◆ WORK INSTRUCTIONS
a) In the mailing-list thread about generating the cacerts file, quote everything from "That method is" down to "a different cacerts.".
b) Extend the mailing-list thread about generating the cacerts file, picking up after its final line.
Segment Start: EXCERPT PROVIDED
> On Jun 13, 2019, at 12:16 AM, Martin Buchholz <marti...@google.com> wrote:
>
> I'm not a security engineer, but:
> - consider creating static finals for e.g. "Mighty Aphrodite" just to give it
> a symbolic name.
That method is copied from JavaKeyStore.java. Keeping it 100% unchanged gives
me more confidence I'm write the file correctly.
> - VerifyCACerts probably fails when the jdk is configured with a different
> cacerts file (but the JDK doesn't preserve configuration information - how
> could one fix it?)
> Many downstream organizations will configure a different cacerts.
I don't have a solution. Maybe in your repo you can @ignore this test.
Thanks,
Max
>
> On Wed, Jun 12, 2019 at 8:42 AM Weijun Wang <weijun.w...@oracle.com> wrote:
> This is my version of the fix:
>
> http://cr.openjdk.java.net/~weijun/8225392/webrev.00/
>
> Now you can still compare cacerts bit by bit.
>
> Thanks,
> Max
>
> > On Jun 12, 2019, at 10:50 PM, Weijun Wang <weijun.w...@oracle.com> wrote:
> >
> > Hi Erik,
> >
> > Are you going to fix this bug soon?
> >
> > I am inspired by Martin's words and would like to update
> > GenerateCacerts.java so that as long as the certs and their aliases are
> > unchanged, the output cacerts will always be the same. I can send out a
> > code review today.
> >
> > Thanks,
> > Max
> >
> >> On Jun 12, 2019, at 10:59 AM, Weijun Wang <weijun.w...@oracle.com> wrote:
> >>
> >> Good idea about the creation time.
Segment End: EXCERPT PROVIDED
Segment Start: ENTRIES PROVIDED
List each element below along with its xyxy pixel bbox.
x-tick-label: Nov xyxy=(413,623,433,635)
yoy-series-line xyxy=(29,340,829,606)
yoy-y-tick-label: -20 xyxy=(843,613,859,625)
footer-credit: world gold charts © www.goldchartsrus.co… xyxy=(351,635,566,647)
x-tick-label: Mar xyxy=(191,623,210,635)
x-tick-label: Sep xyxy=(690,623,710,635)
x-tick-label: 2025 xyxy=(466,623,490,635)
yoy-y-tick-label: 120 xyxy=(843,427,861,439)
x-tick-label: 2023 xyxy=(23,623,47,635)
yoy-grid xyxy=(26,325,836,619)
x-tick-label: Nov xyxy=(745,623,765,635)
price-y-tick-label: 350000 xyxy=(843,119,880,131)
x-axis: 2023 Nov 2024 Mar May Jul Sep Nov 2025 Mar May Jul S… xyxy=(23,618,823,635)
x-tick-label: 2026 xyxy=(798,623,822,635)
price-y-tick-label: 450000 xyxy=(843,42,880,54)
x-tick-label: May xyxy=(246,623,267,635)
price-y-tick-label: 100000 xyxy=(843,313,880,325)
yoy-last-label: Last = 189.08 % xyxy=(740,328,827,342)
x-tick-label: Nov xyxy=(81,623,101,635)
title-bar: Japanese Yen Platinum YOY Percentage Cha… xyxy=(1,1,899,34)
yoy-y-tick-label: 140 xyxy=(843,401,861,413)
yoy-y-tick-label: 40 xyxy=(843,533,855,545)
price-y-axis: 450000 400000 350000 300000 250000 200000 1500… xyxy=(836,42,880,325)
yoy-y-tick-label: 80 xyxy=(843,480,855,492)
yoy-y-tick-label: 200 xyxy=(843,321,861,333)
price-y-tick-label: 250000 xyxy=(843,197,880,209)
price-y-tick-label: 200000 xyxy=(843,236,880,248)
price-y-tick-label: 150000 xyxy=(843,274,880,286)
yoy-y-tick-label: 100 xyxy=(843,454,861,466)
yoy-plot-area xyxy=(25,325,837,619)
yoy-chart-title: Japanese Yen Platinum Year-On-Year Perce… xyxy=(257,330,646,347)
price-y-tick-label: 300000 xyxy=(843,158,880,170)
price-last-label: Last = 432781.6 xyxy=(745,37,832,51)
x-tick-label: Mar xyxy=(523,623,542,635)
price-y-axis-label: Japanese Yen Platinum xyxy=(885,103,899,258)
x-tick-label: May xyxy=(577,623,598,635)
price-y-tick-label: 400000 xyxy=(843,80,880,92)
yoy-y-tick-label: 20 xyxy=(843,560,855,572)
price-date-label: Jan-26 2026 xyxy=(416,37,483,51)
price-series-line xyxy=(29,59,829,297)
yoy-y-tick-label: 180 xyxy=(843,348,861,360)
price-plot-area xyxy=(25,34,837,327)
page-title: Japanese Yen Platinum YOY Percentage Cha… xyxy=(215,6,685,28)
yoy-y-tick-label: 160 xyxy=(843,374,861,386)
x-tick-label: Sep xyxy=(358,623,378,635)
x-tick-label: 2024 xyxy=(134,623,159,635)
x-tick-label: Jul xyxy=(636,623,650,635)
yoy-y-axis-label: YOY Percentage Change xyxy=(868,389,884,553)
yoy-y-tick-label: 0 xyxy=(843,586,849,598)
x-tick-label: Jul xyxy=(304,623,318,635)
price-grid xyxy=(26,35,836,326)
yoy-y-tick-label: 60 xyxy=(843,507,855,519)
Segment End: ENTRIES PROVIDED
◆ RESPONSES TO THE EXERCISE
a)
That method is copied from JavaKeyStore.java. Keeping it 100% unchanged gives
me more confidence I'm write the file correctly.
> - VerifyCACerts probably fails when the jdk is configured with a different
> cacerts file (but the JDK doesn't preserve configuration information - how
> could one fix it?)
> Many downstream organizations will configure a different cacerts.

b)
> >>
> >> --Max
> >>
> >>> On Jun 12, 2019, at 10:53 AM, Martin Buchholz <marti...@google.com> wrote:
> >>>
> >>> Google culture really likes build output determinism, and we recently
> >>> built our own cacerts generator.
> >>>
> >>> To get determinism, we are using cert digest as alias (must have a unique
> >>> alias, but value doesn't seem to matter much), and using cert notBefore
> >>> instead of current (build) timestamp.
> >>>
> >>> On Mon, Jun 10, 2019 at 12:40 PM Erik Joelsson <erik.joels...@oracle.com>
> >>> wrote:
> >>> Since JDK-8193255, when we started generating the cacerts file in the
> >>> build, the build compare baseline builds have started failing. It seems
> >>> the cacerts binary file has some non determinism built in so it doesn't
> >>> get generated exactly the same given the same input. This patch adds
> >>> special handling when comparing that file by comparing the output of
> >>> "keytool -list" on the files instead.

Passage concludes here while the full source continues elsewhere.